» **Problem requirements**:
Omit images. Retype all entries verbatim.

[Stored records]
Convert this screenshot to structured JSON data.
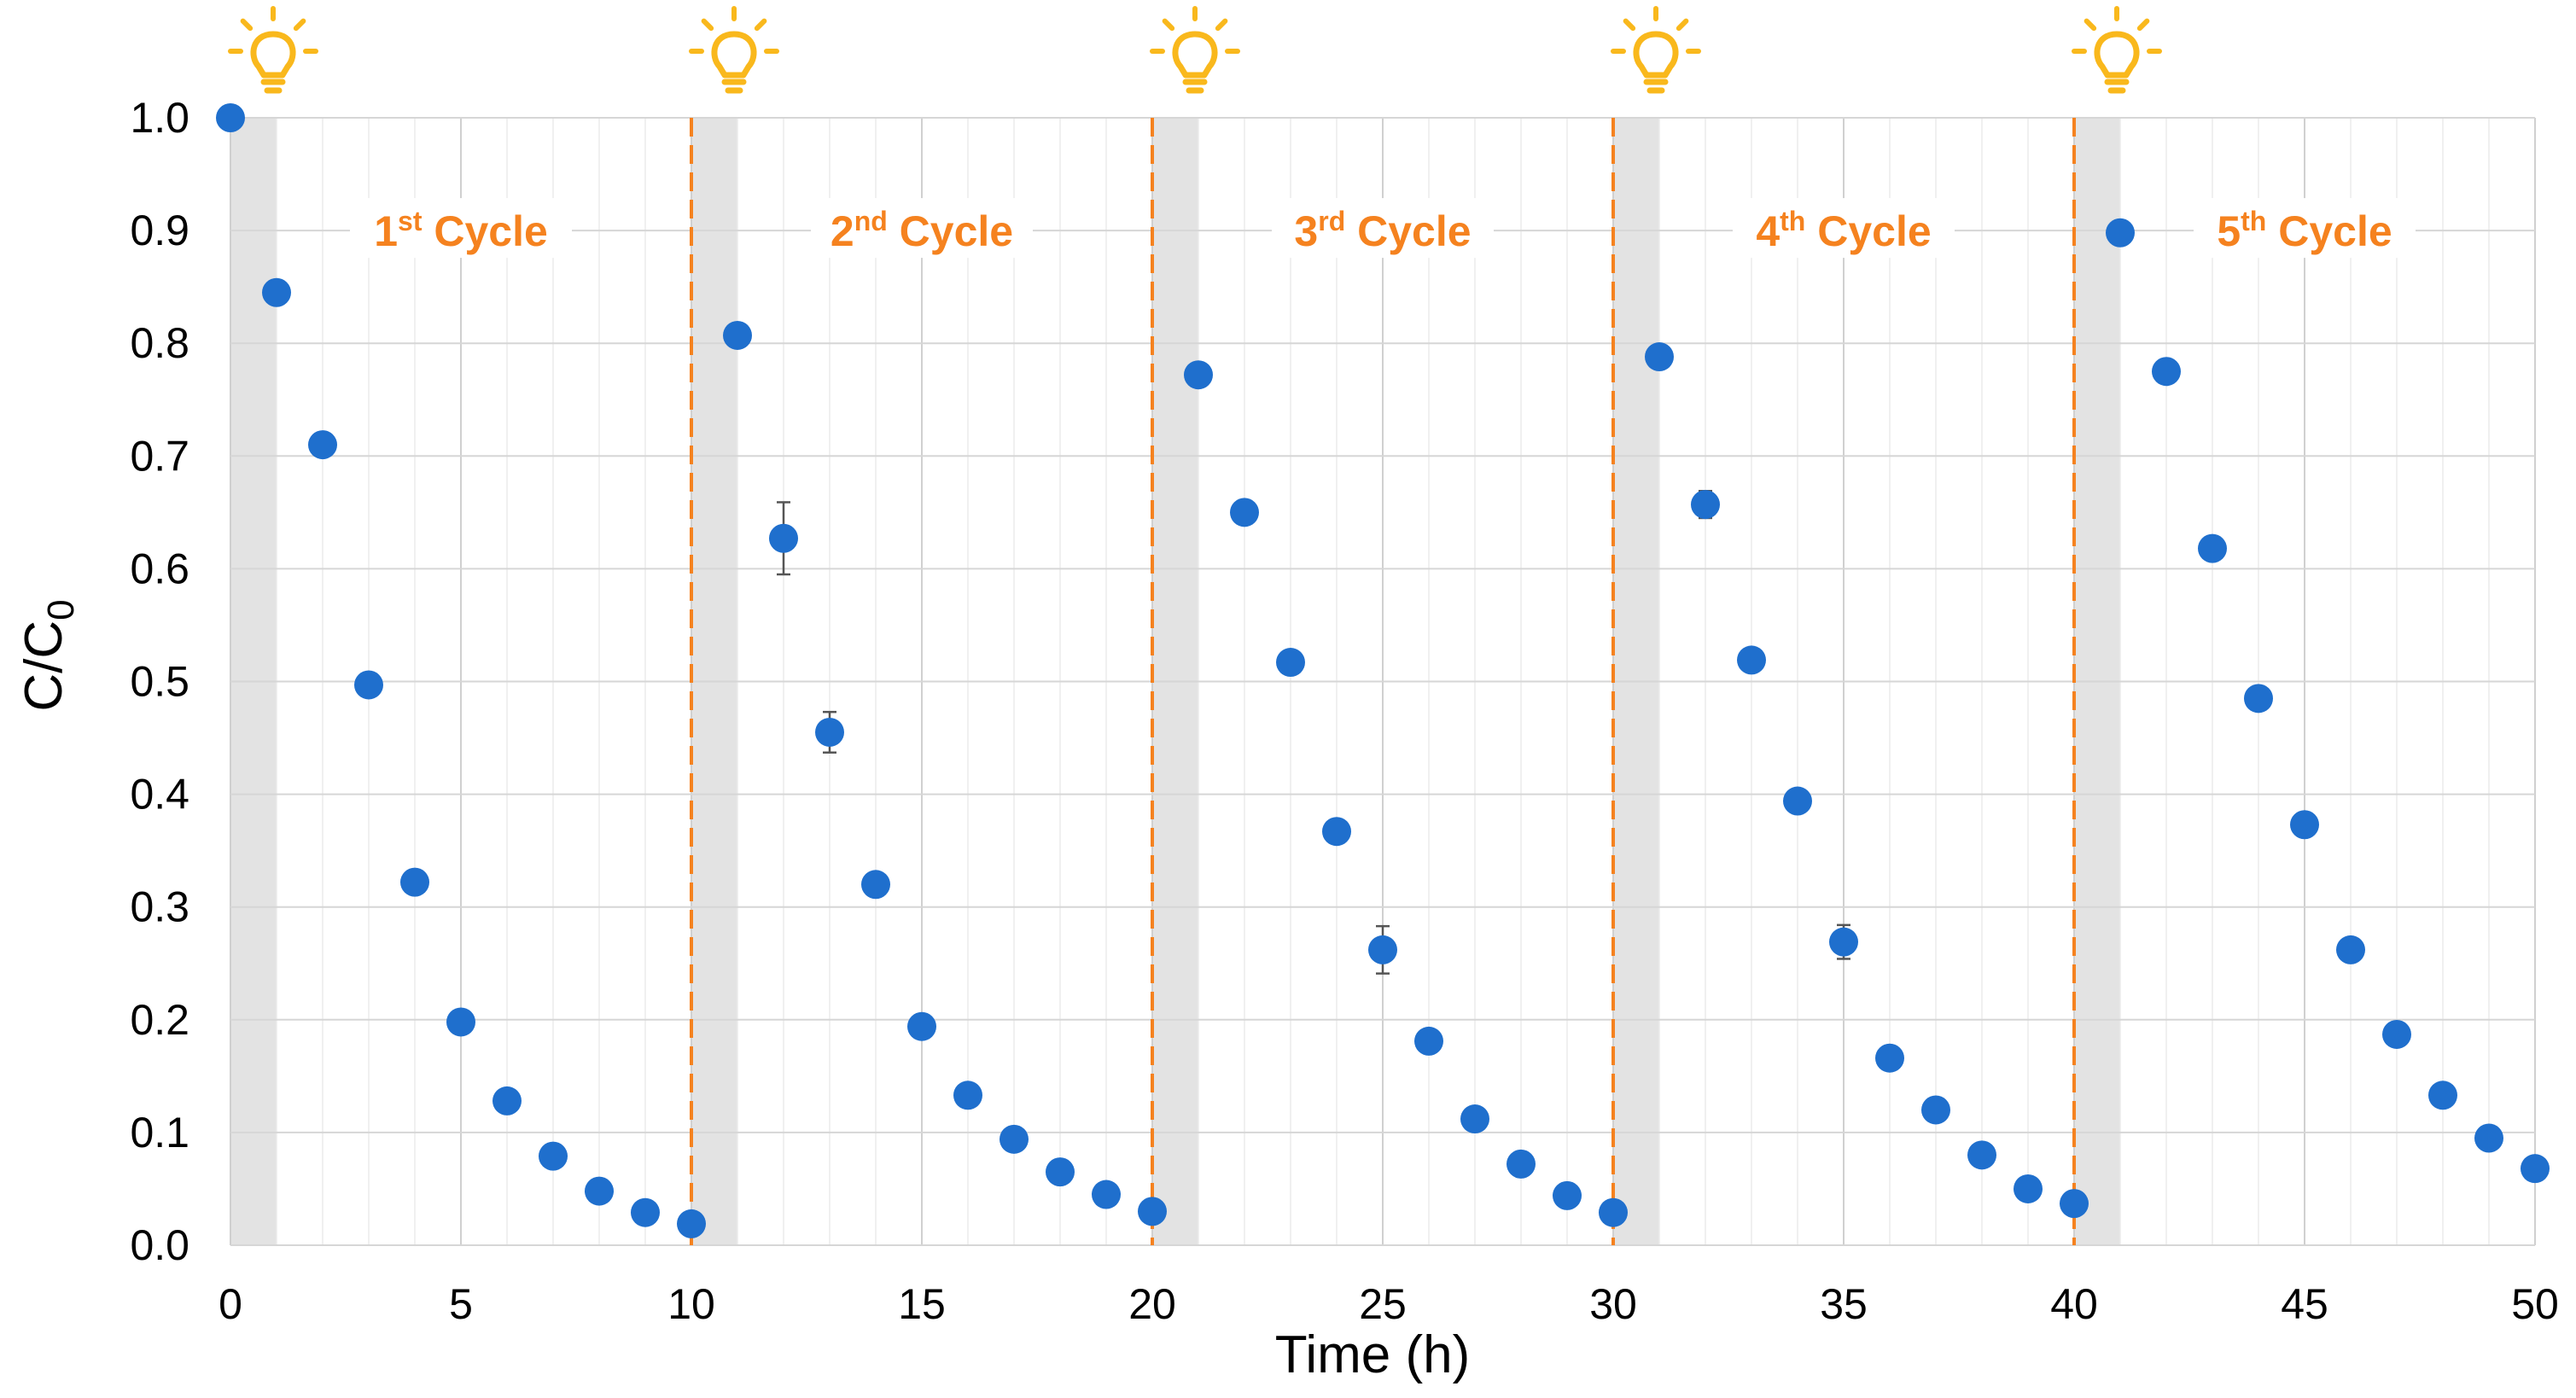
{
  "chart_data": {
    "type": "scatter",
    "title": "",
    "xlabel": "Time (h)",
    "ylabel": {
      "main": "C/C",
      "sub": "0"
    },
    "xlim": [
      0,
      50
    ],
    "ylim": [
      0,
      1.0
    ],
    "x_ticks": [
      "0",
      "5",
      "10",
      "15",
      "20",
      "25",
      "30",
      "35",
      "40",
      "45",
      "50"
    ],
    "y_ticks": [
      "0.0",
      "0.1",
      "0.2",
      "0.3",
      "0.4",
      "0.5",
      "0.6",
      "0.7",
      "0.8",
      "0.9",
      "1.0"
    ],
    "grid": true,
    "legend": "none",
    "point_color": "#1f6fcd",
    "accent_color": "#f5821f",
    "shade_color": "#e3e3e3",
    "icon": "lightbulb-icon",
    "icon_color": "#f9b81c",
    "light_on_times": [
      0,
      10,
      20,
      30,
      40
    ],
    "shaded_intervals": [
      [
        0,
        1
      ],
      [
        10,
        11
      ],
      [
        20,
        21
      ],
      [
        30,
        31
      ],
      [
        40,
        41
      ]
    ],
    "cycle_labels": [
      {
        "num": "1",
        "sup": "st",
        "word": " Cycle",
        "x_center": 5,
        "y": 0.9
      },
      {
        "num": "2",
        "sup": "nd",
        "word": " Cycle",
        "x_center": 15,
        "y": 0.9
      },
      {
        "num": "3",
        "sup": "rd",
        "word": " Cycle",
        "x_center": 25,
        "y": 0.9
      },
      {
        "num": "4",
        "sup": "th",
        "word": " Cycle",
        "x_center": 35,
        "y": 0.9
      },
      {
        "num": "5",
        "sup": "th",
        "word": " Cycle",
        "x_center": 45,
        "y": 0.9
      }
    ],
    "series": [
      {
        "x": [
          0,
          1,
          2,
          3,
          4,
          5,
          6,
          7,
          8,
          9,
          10,
          11,
          12,
          13,
          14,
          15,
          16,
          17,
          18,
          19,
          20,
          21,
          22,
          23,
          24,
          25,
          26,
          27,
          28,
          29,
          30,
          31,
          32,
          33,
          34,
          35,
          36,
          37,
          38,
          39,
          40,
          41,
          42,
          43,
          44,
          45,
          46,
          47,
          48,
          49,
          50
        ],
        "y": [
          1.0,
          0.845,
          0.71,
          0.497,
          0.322,
          0.198,
          0.128,
          0.079,
          0.048,
          0.029,
          0.019,
          0.807,
          0.627,
          0.455,
          0.32,
          0.194,
          0.133,
          0.094,
          0.065,
          0.045,
          0.03,
          0.772,
          0.65,
          0.517,
          0.367,
          0.262,
          0.181,
          0.112,
          0.072,
          0.044,
          0.029,
          0.788,
          0.657,
          0.519,
          0.394,
          0.269,
          0.166,
          0.12,
          0.08,
          0.05,
          0.037,
          0.898,
          0.775,
          0.618,
          0.485,
          0.373,
          0.262,
          0.187,
          0.133,
          0.095,
          0.068
        ],
        "y_err": [
          0,
          0,
          0.01,
          0,
          0,
          0,
          0,
          0,
          0,
          0,
          0,
          0,
          0.032,
          0.018,
          0,
          0,
          0,
          0,
          0,
          0,
          0,
          0,
          0,
          0,
          0,
          0.021,
          0,
          0,
          0,
          0,
          0,
          0,
          0.012,
          0.01,
          0,
          0.015,
          0,
          0,
          0,
          0,
          0,
          0.01,
          0,
          0,
          0,
          0,
          0,
          0,
          0,
          0,
          0
        ]
      }
    ]
  }
}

» **Response below**:
Convert this screenshot to structured JSON data.
{
  "chart_data": {
    "type": "scatter",
    "title": "",
    "xlabel": "Time (h)",
    "ylabel": {
      "main": "C/C",
      "sub": "0"
    },
    "xlim": [
      0,
      50
    ],
    "ylim": [
      0,
      1.0
    ],
    "x_ticks": [
      "0",
      "5",
      "10",
      "15",
      "20",
      "25",
      "30",
      "35",
      "40",
      "45",
      "50"
    ],
    "y_ticks": [
      "0.0",
      "0.1",
      "0.2",
      "0.3",
      "0.4",
      "0.5",
      "0.6",
      "0.7",
      "0.8",
      "0.9",
      "1.0"
    ],
    "grid": true,
    "legend": "none",
    "point_color": "#1f6fcd",
    "accent_color": "#f5821f",
    "shade_color": "#e3e3e3",
    "icon": "lightbulb-icon",
    "icon_color": "#f9b81c",
    "light_on_times": [
      0,
      10,
      20,
      30,
      40
    ],
    "shaded_intervals": [
      [
        0,
        1
      ],
      [
        10,
        11
      ],
      [
        20,
        21
      ],
      [
        30,
        31
      ],
      [
        40,
        41
      ]
    ],
    "cycle_labels": [
      {
        "num": "1",
        "sup": "st",
        "word": " Cycle",
        "x_center": 5,
        "y": 0.9
      },
      {
        "num": "2",
        "sup": "nd",
        "word": " Cycle",
        "x_center": 15,
        "y": 0.9
      },
      {
        "num": "3",
        "sup": "rd",
        "word": " Cycle",
        "x_center": 25,
        "y": 0.9
      },
      {
        "num": "4",
        "sup": "th",
        "word": " Cycle",
        "x_center": 35,
        "y": 0.9
      },
      {
        "num": "5",
        "sup": "th",
        "word": " Cycle",
        "x_center": 45,
        "y": 0.9
      }
    ],
    "series": [
      {
        "x": [
          0,
          1,
          2,
          3,
          4,
          5,
          6,
          7,
          8,
          9,
          10,
          11,
          12,
          13,
          14,
          15,
          16,
          17,
          18,
          19,
          20,
          21,
          22,
          23,
          24,
          25,
          26,
          27,
          28,
          29,
          30,
          31,
          32,
          33,
          34,
          35,
          36,
          37,
          38,
          39,
          40,
          41,
          42,
          43,
          44,
          45,
          46,
          47,
          48,
          49,
          50
        ],
        "y": [
          1.0,
          0.845,
          0.71,
          0.497,
          0.322,
          0.198,
          0.128,
          0.079,
          0.048,
          0.029,
          0.019,
          0.807,
          0.627,
          0.455,
          0.32,
          0.194,
          0.133,
          0.094,
          0.065,
          0.045,
          0.03,
          0.772,
          0.65,
          0.517,
          0.367,
          0.262,
          0.181,
          0.112,
          0.072,
          0.044,
          0.029,
          0.788,
          0.657,
          0.519,
          0.394,
          0.269,
          0.166,
          0.12,
          0.08,
          0.05,
          0.037,
          0.898,
          0.775,
          0.618,
          0.485,
          0.373,
          0.262,
          0.187,
          0.133,
          0.095,
          0.068
        ],
        "y_err": [
          0,
          0,
          0.01,
          0,
          0,
          0,
          0,
          0,
          0,
          0,
          0,
          0,
          0.032,
          0.018,
          0,
          0,
          0,
          0,
          0,
          0,
          0,
          0,
          0,
          0,
          0,
          0.021,
          0,
          0,
          0,
          0,
          0,
          0,
          0.012,
          0.01,
          0,
          0.015,
          0,
          0,
          0,
          0,
          0,
          0.01,
          0,
          0,
          0,
          0,
          0,
          0,
          0,
          0,
          0
        ]
      }
    ]
  }
}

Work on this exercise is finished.